Written instruction: Tally the lines of the listing that contain the string "desc". Give the number and nothing else.

== Record list ==

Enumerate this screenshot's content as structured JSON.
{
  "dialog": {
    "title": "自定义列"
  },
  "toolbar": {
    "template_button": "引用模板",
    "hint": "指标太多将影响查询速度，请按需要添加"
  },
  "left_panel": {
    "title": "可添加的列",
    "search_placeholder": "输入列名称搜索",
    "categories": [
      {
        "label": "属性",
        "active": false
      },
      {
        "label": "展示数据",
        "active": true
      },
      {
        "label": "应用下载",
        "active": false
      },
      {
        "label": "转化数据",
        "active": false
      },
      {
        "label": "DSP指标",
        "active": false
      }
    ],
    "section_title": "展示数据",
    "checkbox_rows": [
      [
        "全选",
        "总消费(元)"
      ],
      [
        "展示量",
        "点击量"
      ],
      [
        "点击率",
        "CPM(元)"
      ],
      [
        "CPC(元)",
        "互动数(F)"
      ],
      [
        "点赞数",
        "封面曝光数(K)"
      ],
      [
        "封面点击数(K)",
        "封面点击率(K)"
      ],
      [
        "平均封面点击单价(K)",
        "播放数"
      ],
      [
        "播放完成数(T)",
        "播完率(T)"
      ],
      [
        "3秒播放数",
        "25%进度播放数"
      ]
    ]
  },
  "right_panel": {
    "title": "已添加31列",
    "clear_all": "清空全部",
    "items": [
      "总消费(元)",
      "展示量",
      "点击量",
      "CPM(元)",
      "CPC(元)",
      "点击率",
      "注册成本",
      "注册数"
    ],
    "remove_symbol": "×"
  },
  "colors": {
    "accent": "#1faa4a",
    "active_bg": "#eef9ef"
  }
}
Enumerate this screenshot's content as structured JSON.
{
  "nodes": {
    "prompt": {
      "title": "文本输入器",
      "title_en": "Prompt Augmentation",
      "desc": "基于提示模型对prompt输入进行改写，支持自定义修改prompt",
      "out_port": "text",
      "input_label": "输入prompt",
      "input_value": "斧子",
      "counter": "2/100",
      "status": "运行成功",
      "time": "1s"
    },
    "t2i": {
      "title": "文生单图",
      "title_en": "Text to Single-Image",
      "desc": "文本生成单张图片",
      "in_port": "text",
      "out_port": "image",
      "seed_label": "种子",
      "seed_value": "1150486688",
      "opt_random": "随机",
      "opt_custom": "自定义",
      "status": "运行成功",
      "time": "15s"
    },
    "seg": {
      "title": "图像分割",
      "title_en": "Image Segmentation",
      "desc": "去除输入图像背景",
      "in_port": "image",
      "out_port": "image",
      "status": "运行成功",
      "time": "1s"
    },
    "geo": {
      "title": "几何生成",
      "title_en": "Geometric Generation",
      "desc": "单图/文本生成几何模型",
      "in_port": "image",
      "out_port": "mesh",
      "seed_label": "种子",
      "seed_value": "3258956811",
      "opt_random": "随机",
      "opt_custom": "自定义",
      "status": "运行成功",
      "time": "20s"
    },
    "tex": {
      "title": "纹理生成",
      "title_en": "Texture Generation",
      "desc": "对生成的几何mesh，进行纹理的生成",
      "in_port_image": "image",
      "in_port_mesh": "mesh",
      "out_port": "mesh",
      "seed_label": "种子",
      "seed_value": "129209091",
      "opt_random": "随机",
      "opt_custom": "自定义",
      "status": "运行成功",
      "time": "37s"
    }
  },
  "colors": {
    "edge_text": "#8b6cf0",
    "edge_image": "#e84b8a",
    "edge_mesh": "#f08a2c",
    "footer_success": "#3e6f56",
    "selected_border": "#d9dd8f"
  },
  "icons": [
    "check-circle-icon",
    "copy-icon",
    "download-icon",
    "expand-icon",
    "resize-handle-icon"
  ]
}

===

Worked solution: 5